____ The records

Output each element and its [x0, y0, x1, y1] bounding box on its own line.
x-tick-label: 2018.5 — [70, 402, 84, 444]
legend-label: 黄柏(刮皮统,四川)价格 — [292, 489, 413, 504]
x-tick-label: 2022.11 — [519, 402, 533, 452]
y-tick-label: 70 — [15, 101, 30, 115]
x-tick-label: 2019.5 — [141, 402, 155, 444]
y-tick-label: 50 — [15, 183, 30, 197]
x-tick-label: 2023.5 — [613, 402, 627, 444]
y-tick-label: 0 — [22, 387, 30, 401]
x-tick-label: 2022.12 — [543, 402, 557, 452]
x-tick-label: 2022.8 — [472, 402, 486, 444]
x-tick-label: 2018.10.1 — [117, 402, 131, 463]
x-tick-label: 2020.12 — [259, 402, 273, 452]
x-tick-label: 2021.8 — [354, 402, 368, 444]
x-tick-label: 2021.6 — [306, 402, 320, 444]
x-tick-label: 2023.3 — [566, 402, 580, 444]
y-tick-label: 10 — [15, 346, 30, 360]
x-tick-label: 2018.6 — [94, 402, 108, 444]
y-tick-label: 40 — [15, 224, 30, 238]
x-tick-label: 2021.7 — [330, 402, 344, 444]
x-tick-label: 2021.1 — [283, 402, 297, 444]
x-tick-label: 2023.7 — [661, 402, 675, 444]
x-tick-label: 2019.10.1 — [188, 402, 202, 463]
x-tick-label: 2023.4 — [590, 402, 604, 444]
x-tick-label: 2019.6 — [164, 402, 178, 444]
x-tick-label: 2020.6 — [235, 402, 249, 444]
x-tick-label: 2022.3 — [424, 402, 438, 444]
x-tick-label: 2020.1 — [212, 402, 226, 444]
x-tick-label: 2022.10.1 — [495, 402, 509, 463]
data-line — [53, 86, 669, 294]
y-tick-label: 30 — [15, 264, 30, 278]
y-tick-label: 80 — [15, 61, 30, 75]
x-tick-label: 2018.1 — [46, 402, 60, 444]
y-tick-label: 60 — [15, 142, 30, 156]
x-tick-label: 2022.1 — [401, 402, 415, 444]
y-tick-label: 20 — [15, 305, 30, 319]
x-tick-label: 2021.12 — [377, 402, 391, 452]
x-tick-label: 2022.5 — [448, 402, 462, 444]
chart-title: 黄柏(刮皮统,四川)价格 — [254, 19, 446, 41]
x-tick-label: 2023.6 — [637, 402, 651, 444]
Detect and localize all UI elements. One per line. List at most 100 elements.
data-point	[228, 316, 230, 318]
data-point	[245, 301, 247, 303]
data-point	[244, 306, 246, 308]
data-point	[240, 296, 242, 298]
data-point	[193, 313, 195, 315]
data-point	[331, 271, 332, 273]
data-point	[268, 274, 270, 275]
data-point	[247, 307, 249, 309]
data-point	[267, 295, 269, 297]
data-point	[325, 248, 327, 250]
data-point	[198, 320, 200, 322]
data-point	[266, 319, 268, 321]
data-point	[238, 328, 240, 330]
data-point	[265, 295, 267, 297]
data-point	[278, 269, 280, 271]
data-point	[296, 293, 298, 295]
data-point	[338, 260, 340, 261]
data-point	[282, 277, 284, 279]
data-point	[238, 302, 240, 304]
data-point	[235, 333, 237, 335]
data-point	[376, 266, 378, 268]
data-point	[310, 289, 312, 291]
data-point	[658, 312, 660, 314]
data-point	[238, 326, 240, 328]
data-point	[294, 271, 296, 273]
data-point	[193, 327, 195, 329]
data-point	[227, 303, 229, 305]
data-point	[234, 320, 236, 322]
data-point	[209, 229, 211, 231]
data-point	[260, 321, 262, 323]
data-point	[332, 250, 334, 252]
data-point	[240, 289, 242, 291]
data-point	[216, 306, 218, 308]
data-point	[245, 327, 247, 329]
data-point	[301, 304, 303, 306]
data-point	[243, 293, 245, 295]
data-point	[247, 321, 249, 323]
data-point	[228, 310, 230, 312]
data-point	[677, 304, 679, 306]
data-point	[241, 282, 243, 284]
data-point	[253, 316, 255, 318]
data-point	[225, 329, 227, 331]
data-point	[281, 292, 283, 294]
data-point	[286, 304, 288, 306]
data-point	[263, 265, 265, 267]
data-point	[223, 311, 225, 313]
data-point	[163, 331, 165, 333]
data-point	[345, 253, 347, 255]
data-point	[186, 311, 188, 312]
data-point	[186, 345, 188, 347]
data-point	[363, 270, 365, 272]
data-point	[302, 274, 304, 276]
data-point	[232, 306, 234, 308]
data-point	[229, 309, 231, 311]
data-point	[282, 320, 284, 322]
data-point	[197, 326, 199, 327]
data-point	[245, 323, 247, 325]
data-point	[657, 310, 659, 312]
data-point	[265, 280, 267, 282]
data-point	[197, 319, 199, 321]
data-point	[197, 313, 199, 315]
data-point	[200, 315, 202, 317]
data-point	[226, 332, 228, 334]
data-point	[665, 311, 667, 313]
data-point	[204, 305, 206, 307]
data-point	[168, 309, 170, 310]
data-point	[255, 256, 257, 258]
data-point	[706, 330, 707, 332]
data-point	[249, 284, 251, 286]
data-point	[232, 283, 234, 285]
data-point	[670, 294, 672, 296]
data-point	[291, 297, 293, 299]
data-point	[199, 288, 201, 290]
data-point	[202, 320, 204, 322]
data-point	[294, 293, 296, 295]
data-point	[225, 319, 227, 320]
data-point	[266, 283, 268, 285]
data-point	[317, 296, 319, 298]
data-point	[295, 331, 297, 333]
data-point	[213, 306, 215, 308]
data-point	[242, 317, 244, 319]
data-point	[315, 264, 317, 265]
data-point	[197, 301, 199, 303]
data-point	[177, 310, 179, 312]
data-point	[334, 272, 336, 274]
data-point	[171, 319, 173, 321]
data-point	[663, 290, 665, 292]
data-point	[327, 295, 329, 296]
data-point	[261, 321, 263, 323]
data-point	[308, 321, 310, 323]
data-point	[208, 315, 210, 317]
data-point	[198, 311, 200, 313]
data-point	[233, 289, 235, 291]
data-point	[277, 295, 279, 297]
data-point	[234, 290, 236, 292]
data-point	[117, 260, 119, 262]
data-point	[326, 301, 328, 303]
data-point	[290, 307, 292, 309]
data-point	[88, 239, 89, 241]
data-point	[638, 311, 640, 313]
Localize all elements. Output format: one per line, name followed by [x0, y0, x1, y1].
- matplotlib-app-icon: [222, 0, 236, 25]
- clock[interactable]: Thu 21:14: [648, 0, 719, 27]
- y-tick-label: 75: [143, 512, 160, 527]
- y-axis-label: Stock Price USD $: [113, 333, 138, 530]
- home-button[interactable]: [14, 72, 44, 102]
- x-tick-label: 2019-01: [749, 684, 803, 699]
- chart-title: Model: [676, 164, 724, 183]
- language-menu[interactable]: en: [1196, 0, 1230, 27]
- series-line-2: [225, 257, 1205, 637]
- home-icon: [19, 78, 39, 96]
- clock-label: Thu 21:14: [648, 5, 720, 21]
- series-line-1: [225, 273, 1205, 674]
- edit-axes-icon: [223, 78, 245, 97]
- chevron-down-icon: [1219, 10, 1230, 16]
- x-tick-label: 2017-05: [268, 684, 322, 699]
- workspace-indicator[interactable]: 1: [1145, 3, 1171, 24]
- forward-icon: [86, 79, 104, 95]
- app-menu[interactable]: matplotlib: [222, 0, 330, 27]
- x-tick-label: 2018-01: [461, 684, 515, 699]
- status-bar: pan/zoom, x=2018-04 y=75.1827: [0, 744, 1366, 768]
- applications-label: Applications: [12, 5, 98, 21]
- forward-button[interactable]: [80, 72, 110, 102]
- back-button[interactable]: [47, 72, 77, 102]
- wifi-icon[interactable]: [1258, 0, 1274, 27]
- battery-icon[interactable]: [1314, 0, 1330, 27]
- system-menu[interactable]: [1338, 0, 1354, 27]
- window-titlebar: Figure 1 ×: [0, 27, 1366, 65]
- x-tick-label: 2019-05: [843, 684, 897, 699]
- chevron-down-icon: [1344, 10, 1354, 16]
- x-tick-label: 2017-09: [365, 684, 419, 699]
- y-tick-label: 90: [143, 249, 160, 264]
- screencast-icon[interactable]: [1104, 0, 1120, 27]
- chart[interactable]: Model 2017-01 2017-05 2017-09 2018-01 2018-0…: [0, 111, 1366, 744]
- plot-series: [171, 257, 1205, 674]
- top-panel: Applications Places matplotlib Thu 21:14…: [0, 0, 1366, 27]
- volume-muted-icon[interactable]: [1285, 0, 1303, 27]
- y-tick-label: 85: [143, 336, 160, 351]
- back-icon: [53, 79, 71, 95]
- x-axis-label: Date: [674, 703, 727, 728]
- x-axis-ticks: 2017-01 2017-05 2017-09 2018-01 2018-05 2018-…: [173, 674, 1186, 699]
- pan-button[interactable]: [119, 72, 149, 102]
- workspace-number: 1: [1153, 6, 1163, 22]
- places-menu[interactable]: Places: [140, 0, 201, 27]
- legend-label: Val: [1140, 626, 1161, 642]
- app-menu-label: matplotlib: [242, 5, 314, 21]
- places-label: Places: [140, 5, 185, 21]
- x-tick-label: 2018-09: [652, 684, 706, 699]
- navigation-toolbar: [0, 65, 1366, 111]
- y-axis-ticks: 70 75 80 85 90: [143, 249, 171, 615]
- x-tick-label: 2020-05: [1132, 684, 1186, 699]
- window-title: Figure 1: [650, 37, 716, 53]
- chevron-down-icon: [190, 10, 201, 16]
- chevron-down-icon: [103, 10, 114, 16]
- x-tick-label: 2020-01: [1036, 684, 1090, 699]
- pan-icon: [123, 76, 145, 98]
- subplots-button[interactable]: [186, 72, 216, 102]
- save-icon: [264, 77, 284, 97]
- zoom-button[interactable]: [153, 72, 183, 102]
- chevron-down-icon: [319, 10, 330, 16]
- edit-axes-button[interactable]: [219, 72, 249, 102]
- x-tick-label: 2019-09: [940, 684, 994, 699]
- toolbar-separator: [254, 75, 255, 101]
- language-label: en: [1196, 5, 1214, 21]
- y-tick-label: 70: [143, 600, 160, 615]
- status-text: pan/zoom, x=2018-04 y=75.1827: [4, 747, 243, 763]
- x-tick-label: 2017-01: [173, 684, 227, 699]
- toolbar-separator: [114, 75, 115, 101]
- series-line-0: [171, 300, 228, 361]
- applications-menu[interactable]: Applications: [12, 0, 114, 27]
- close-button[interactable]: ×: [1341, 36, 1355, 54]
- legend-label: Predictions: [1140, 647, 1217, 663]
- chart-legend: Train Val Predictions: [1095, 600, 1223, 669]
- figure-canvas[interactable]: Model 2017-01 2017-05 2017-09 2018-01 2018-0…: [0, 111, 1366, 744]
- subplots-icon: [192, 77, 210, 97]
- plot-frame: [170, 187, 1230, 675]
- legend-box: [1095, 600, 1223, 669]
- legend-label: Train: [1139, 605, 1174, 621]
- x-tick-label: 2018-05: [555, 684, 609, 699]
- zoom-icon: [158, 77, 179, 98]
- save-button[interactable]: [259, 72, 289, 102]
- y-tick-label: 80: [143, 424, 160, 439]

________

What the task asks: Write out the rows again, starting at the first one and ending at the line containing "x-tick-label: 2020.12 — [259, 402, 273, 452]", with "x-tick-label" replaced by "x-axis-label" and all else left unchanged.

Full solution:
Output each element and its [x0, y0, x1, y1] bounding box on its own line.
x-axis-label: 2018.5 — [70, 402, 84, 444]
legend-label: 黄柏(刮皮统,四川)价格 — [292, 489, 413, 504]
x-axis-label: 2022.11 — [519, 402, 533, 452]
y-tick-label: 70 — [15, 101, 30, 115]
x-axis-label: 2019.5 — [141, 402, 155, 444]
y-tick-label: 50 — [15, 183, 30, 197]
x-axis-label: 2023.5 — [613, 402, 627, 444]
y-tick-label: 0 — [22, 387, 30, 401]
x-axis-label: 2022.12 — [543, 402, 557, 452]
x-axis-label: 2022.8 — [472, 402, 486, 444]
x-axis-label: 2018.10.1 — [117, 402, 131, 463]
x-axis-label: 2020.12 — [259, 402, 273, 452]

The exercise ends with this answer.